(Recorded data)
┄┄┄┄┄┄
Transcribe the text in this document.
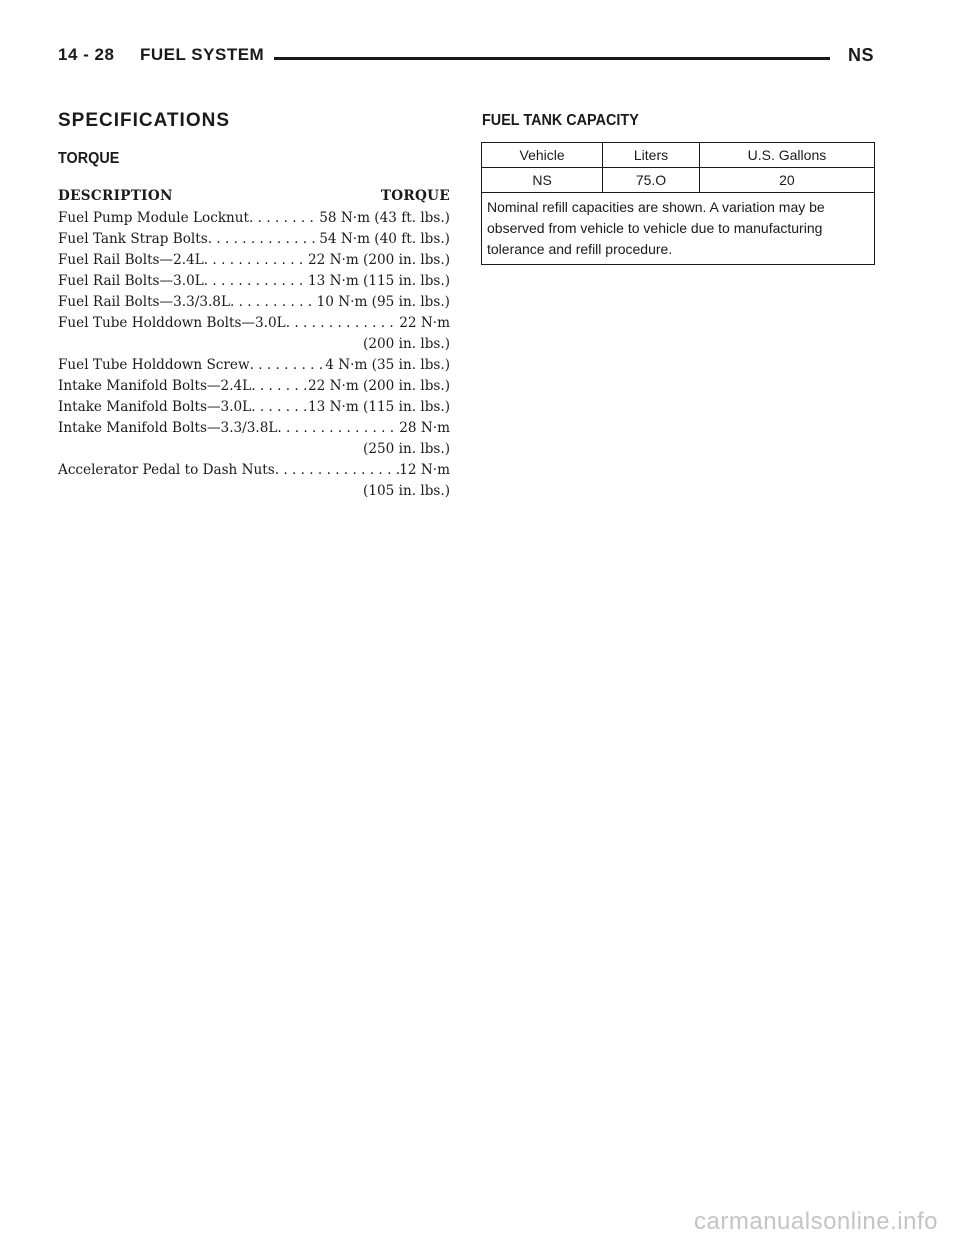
14 - 28 FUEL SYSTEM	NS
SPECIFICATIONS
TORQUE
DESCRIPTION	TORQUE
Fuel Pump Module Locknut . . .	58 N·m (43 ft. lbs.)
Fuel Tank Strap Bolts . . .	54 N·m (40 ft. lbs.)
Fuel Rail Bolts—2.4L . . .	22 N·m (200 in. lbs.)
Fuel Rail Bolts—3.0L . . .	13 N·m (115 in. lbs.)
Fuel Rail Bolts—3.3/3.8L . . .	10 N·m (95 in. lbs.)
Fuel Tube Holddown Bolts—3.0L . . .	22 N·m
(200 in. lbs.)
Fuel Tube Holddown Screw . . .	4 N·m (35 in. lbs.)
Intake Manifold Bolts—2.4L . . .	22 N·m (200 in. lbs.)
Intake Manifold Bolts—3.0L . . .	13 N·m (115 in. lbs.)
Intake Manifold Bolts—3.3/3.8L . . .	28 N·m
(250 in. lbs.)
Accelerator Pedal to Dash Nuts . . .	12 N·m
(105 in. lbs.)
FUEL TANK CAPACITY
Vehicle	Liters	U.S. Gallons
NS	75.O	20
Nominal refill capacities are shown. A variation may be observed from vehicle to vehicle due to manufacturing tolerance and refill procedure.		
carmanualsonline.info
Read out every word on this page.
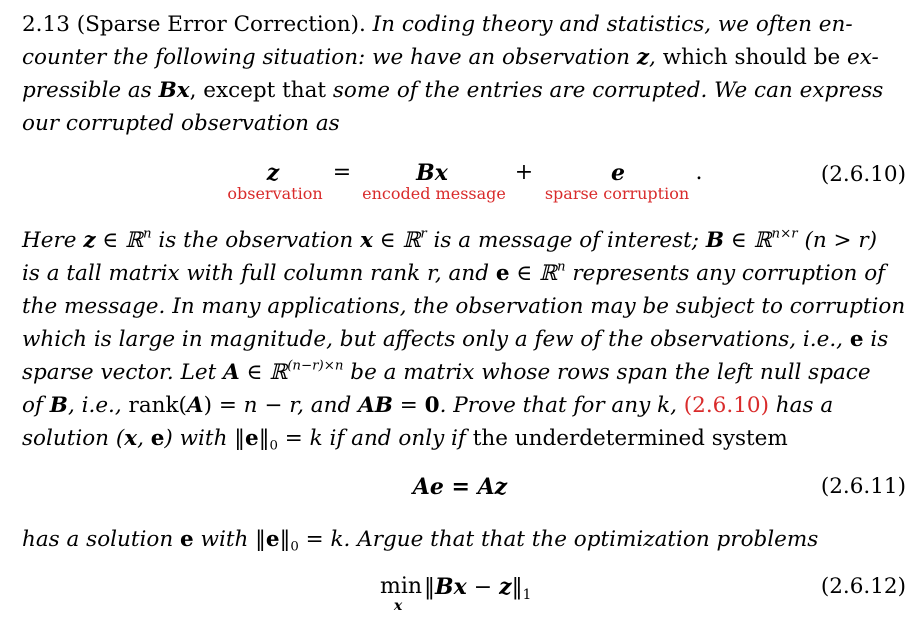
2.13 (Sparse Error Correction). In coding theory and statistics, we often en-
counter the following situation: we have an observation z, which should be ex-
pressible as Bx, except that some of the entries are corrupted. We can express
our corrupted observation as
z	=	Bx	+	e	.
observation	encoded message	sparse corruption
(2.6.10)
Here z ∈ ℝ$^n$ is the observation x ∈ ℝ$^r$ is a message of interest; B ∈ ℝ$^{n\times r}$ (n > r)
is a tall matrix with full column rank r, and e ∈ ℝ$^n$ represents any corruption of
the message. In many applications, the observation may be subject to corruption
which is large in magnitude, but affects only a few of the observations, i.e., e is
sparse vector. Let A ∈ ℝ$^{(n-r)\times n}$ be a matrix whose rows span the left null space
of B, i.e., rank(A) = n − r, and AB = 0. Prove that for any k, (2.6.10) has a
solution (x, e) with $‖e‖_0 = k$ if and only if the underdetermined system
Ae = Az	(2.6.11)
has a solution e with $‖e‖_0 = k$. Argue that that the optimization problems
min
x
‖Bx − $z‖_1$	(2.6.12)
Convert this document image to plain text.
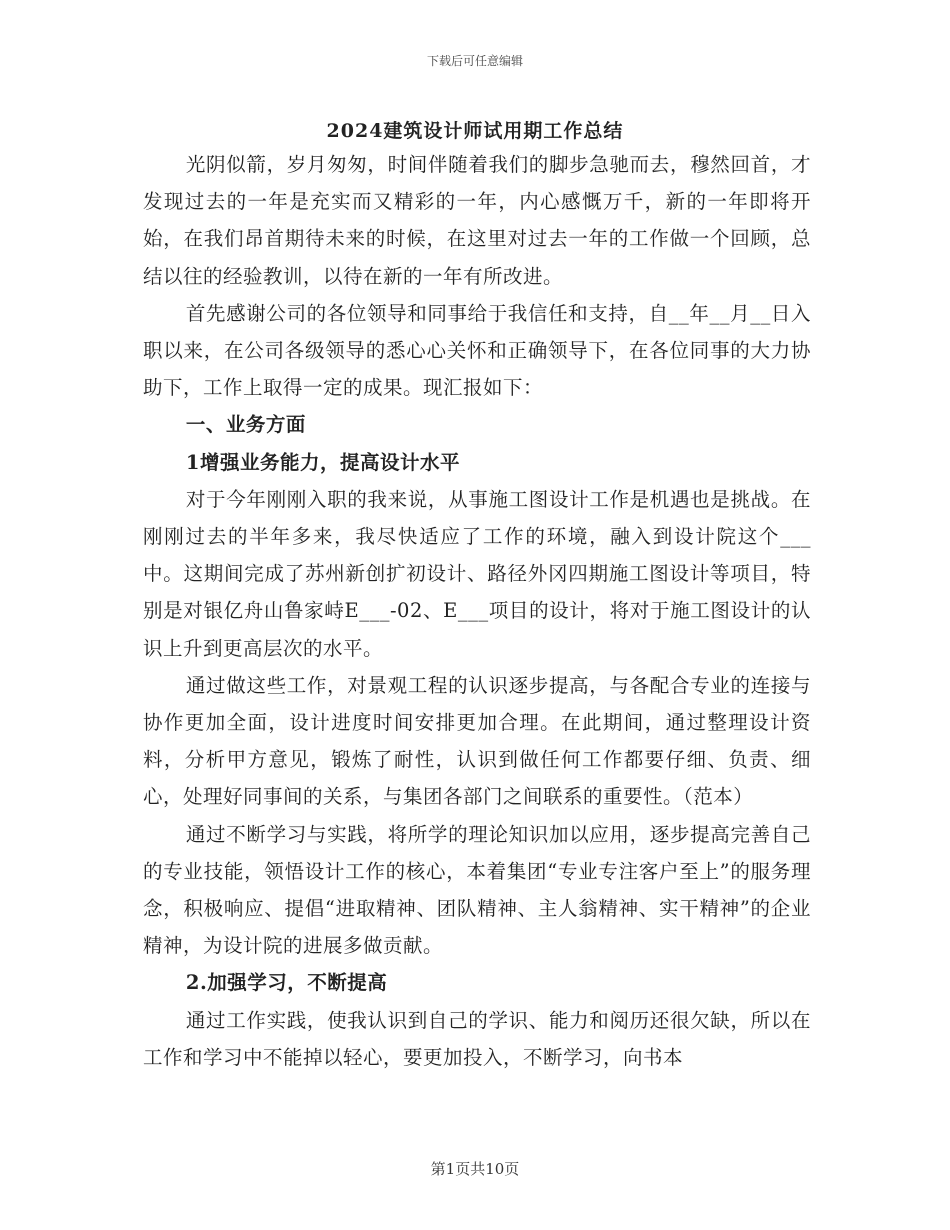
下载后可任意编辑
2024建筑设计师试用期工作总结

光阴似箭，岁月匆匆，时间伴随着我们的脚步急驰而去，穆然回首，才发现过去的一年是充实而又精彩的一年，内心感慨万千，新的一年即将开始，在我们昂首期待未来的时候，在这里对过去一年的工作做一个回顾，总结以往的经验教训，以待在新的一年有所改进。

首先感谢公司的各位领导和同事给于我信任和支持，自__年__月__日入职以来，在公司各级领导的悉心心关怀和正确领导下，在各位同事的大力协助下，工作上取得一定的成果。现汇报如下：

一、业务方面

1增强业务能力，提高设计水平

对于今年刚刚入职的我来说，从事施工图设计工作是机遇也是挑战。在刚刚过去的半年多来，我尽快适应了工作的环境，融入到设计院这个___中。这期间完成了苏州新创扩初设计、路径外冈四期施工图设计等项目，特别是对银亿舟山鲁家峙E___-02、E___项目的设计，将对于施工图设计的认识上升到更高层次的水平。

通过做这些工作，对景观工程的认识逐步提高，与各配合专业的连接与协作更加全面，设计进度时间安排更加合理。在此期间，通过整理设计资料，分析甲方意见，锻炼了耐性，认识到做任何工作都要仔细、负责、细心，处理好同事间的关系，与集团各部门之间联系的重要性。（范本）

通过不断学习与实践，将所学的理论知识加以应用，逐步提高完善自己的专业技能，领悟设计工作的核心，本着集团“专业专注客户至上”的服务理念，积极响应、提倡“进取精神、团队精神、主人翁精神、实干精神”的企业精神，为设计院的进展多做贡献。

2.加强学习，不断提高

通过工作实践，使我认识到自己的学识、能力和阅历还很欠缺，所以在工作和学习中不能掉以轻心，要更加投入，不断学习，向书本

第1页共10页
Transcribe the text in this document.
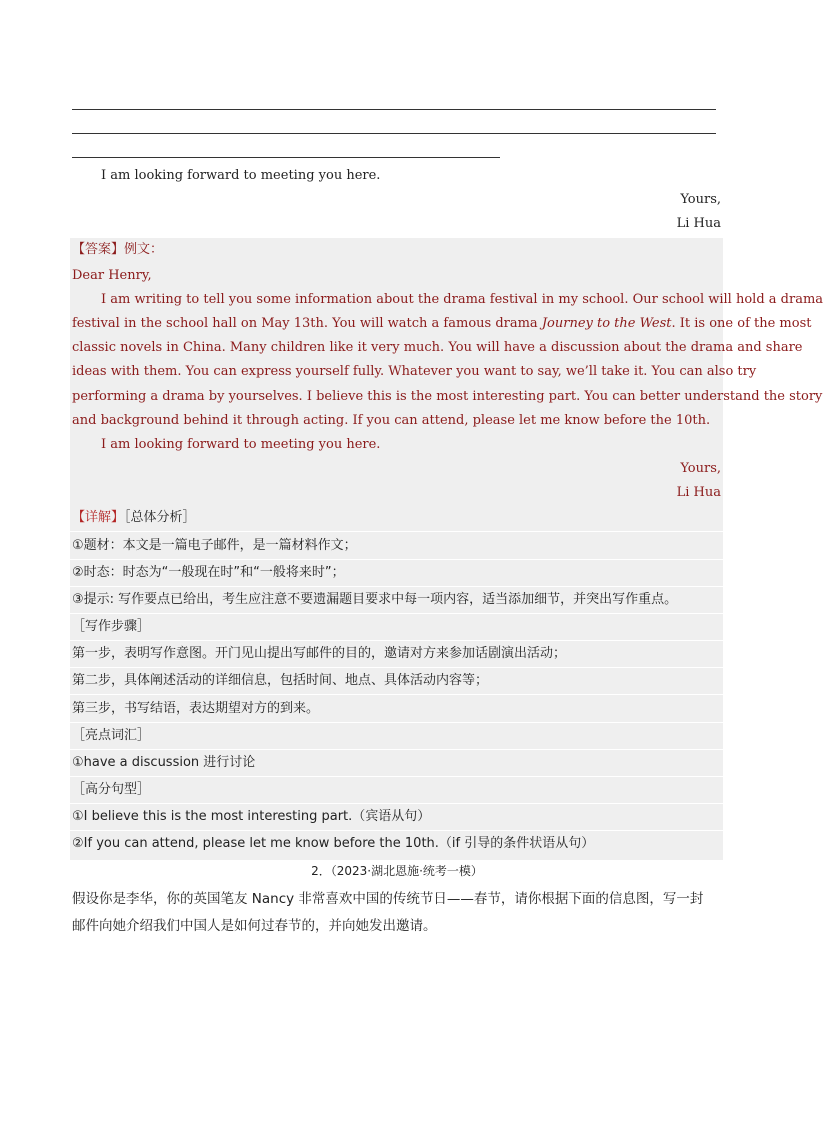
I am looking forward to meeting you here.
Yours,
Li Hua
【答案】例文：
Dear Henry,
I am writing to tell you some information about the drama festival in my school. Our school will hold a drama
festival in the school hall on May 13th. You will watch a famous drama Journey to the West. It is one of the most
classic novels in China. Many children like it very much. You will have a discussion about the drama and share
ideas with them. You can express yourself fully. Whatever you want to say, we’ll take it. You can also try
performing a drama by yourselves. I believe this is the most interesting part. You can better understand the story
and background behind it through acting. If you can attend, please let me know before the 10th.
I am looking forward to meeting you here.
Yours,
Li Hua
【详解】［总体分析］
①题材：本文是一篇电子邮件，是一篇材料作文；
②时态：时态为“一般现在时”和“一般将来时”；
③提示: 写作要点已给出，考生应注意不要遗漏题目要求中每一项内容，适当添加细节，并突出写作重点。
［写作步骤］
第一步，表明写作意图。开门见山提出写邮件的目的，邀请对方来参加话剧演出活动；
第二步，具体阐述活动的详细信息，包括时间、地点、具体活动内容等；
第三步，书写结语，表达期望对方的到来。
［亮点词汇］
①have a discussion 进行讨论
［高分句型］
①I believe this is the most interesting part.（宾语从句）
②If you can attend, please let me know before the 10th.（if 引导的条件状语从句）
2．（2023·湖北恩施·统考一模）
假设你是李华，你的英国笔友 Nancy 非常喜欢中国的传统节日——春节，请你根据下面的信息图，写一封
邮件向她介绍我们中国人是如何过春节的，并向她发出邀请。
┄┄┄┄┄┄
- Requirements
Pictures are not part of the copy; reproduce everything else in the records exactly.

- Task answer
Transcribe the text in this document.
14 - 28 FUEL SYSTEM	NS
SPECIFICATIONS
TORQUE
DESCRIPTION	TORQUE
Fuel Pump Module Locknut . . .	58 N·m (43 ft. lbs.)
Fuel Tank Strap Bolts . . .	54 N·m (40 ft. lbs.)
Fuel Rail Bolts—2.4L . . .	22 N·m (200 in. lbs.)
Fuel Rail Bolts—3.0L . . .	13 N·m (115 in. lbs.)
Fuel Rail Bolts—3.3/3.8L . . .	10 N·m (95 in. lbs.)
Fuel Tube Holddown Bolts—3.0L . . .	22 N·m
(200 in. lbs.)
Fuel Tube Holddown Screw . . .	4 N·m (35 in. lbs.)
Intake Manifold Bolts—2.4L . . .	22 N·m (200 in. lbs.)
Intake Manifold Bolts—3.0L . . .	13 N·m (115 in. lbs.)
Intake Manifold Bolts—3.3/3.8L . . .	28 N·m
(250 in. lbs.)
Accelerator Pedal to Dash Nuts . . .	12 N·m
(105 in. lbs.)
FUEL TANK CAPACITY
Vehicle	Liters	U.S. Gallons
NS	75.O	20
Nominal refill capacities are shown. A variation may be observed from vehicle to vehicle due to manufacturing tolerance and refill procedure.		
carmanualsonline.info
Read out every word on this page.
2.13 (Sparse Error Correction). In coding theory and statistics, we often en-
counter the following situation: we have an observation z, which should be ex-
pressible as Bx, except that some of the entries are corrupted. We can express
our corrupted observation as
z	=	Bx	+	e	.
observation	encoded message	sparse corruption
(2.6.10)
Here z ∈ ℝ$^n$ is the observation x ∈ ℝ$^r$ is a message of interest; B ∈ ℝ$^{n\times r}$ (n > r)
is a tall matrix with full column rank r, and e ∈ ℝ$^n$ represents any corruption of
the message. In many applications, the observation may be subject to corruption
which is large in magnitude, but affects only a few of the observations, i.e., e is
sparse vector. Let A ∈ ℝ$^{(n-r)\times n}$ be a matrix whose rows span the left null space
of B, i.e., rank(A) = n − r, and AB = 0. Prove that for any k, (2.6.10) has a
solution (x, e) with $‖e‖_0 = k$ if and only if the underdetermined system
Ae = Az	(2.6.11)
has a solution e with $‖e‖_0 = k$. Argue that that the optimization problems
min
x
‖Bx − $z‖_1$	(2.6.12)
Convert this document image to plain text.
下载后可任意编辑
2024建筑设计师试用期工作总结

光阴似箭，岁月匆匆，时间伴随着我们的脚步急驰而去，穆然回首，才发现过去的一年是充实而又精彩的一年，内心感慨万千，新的一年即将开始，在我们昂首期待未来的时候，在这里对过去一年的工作做一个回顾，总结以往的经验教训，以待在新的一年有所改进。

首先感谢公司的各位领导和同事给于我信任和支持，自__年__月__日入职以来，在公司各级领导的悉心心关怀和正确领导下，在各位同事的大力协助下，工作上取得一定的成果。现汇报如下：

一、业务方面

1增强业务能力，提高设计水平

对于今年刚刚入职的我来说，从事施工图设计工作是机遇也是挑战。在刚刚过去的半年多来，我尽快适应了工作的环境，融入到设计院这个___中。这期间完成了苏州新创扩初设计、路径外冈四期施工图设计等项目，特别是对银亿舟山鲁家峙E___-02、E___项目的设计，将对于施工图设计的认识上升到更高层次的水平。

通过做这些工作，对景观工程的认识逐步提高，与各配合专业的连接与协作更加全面，设计进度时间安排更加合理。在此期间，通过整理设计资料，分析甲方意见，锻炼了耐性，认识到做任何工作都要仔细、负责、细心，处理好同事间的关系，与集团各部门之间联系的重要性。（范本）

通过不断学习与实践，将所学的理论知识加以应用，逐步提高完善自己的专业技能，领悟设计工作的核心，本着集团“专业专注客户至上”的服务理念，积极响应、提倡“进取精神、团队精神、主人翁精神、实干精神”的企业精神，为设计院的进展多做贡献。

2.加强学习，不断提高

通过工作实践，使我认识到自己的学识、能力和阅历还很欠缺，所以在工作和学习中不能掉以轻心，要更加投入，不断学习，向书本

第1页共10页
Transcribe the text in this document.
I am looking forward to meeting you here.
Yours,
Li Hua
【答案】例文：
Dear Henry,
I am writing to tell you some information about the drama festival in my school. Our school will hold a drama
festival in the school hall on May 13th. You will watch a famous drama Journey to the West. It is one of the most
classic novels in China. Many children like it very much. You will have a discussion about the drama and share
ideas with them. You can express yourself fully. Whatever you want to say, we’ll take it. You can also try
performing a drama by yourselves. I believe this is the most interesting part. You can better understand the story
and background behind it through acting. If you can attend, please let me know before the 10th.
I am looking forward to meeting you here.
Yours,
Li Hua
【详解】［总体分析］
①题材：本文是一篇电子邮件，是一篇材料作文；
②时态：时态为“一般现在时”和“一般将来时”；
③提示: 写作要点已给出，考生应注意不要遗漏题目要求中每一项内容，适当添加细节，并突出写作重点。
［写作步骤］
第一步，表明写作意图。开门见山提出写邮件的目的，邀请对方来参加话剧演出活动；
第二步，具体阐述活动的详细信息，包括时间、地点、具体活动内容等；
第三步，书写结语，表达期望对方的到来。
［亮点词汇］
①have a discussion 进行讨论
［高分句型］
①I believe this is the most interesting part.（宾语从句）
②If you can attend, please let me know before the 10th.（if 引导的条件状语从句）
2．（2023·湖北恩施·统考一模）
假设你是李华，你的英国笔友 Nancy 非常喜欢中国的传统节日——春节，请你根据下面的信息图，写一封
邮件向她介绍我们中国人是如何过春节的，并向她发出邀请。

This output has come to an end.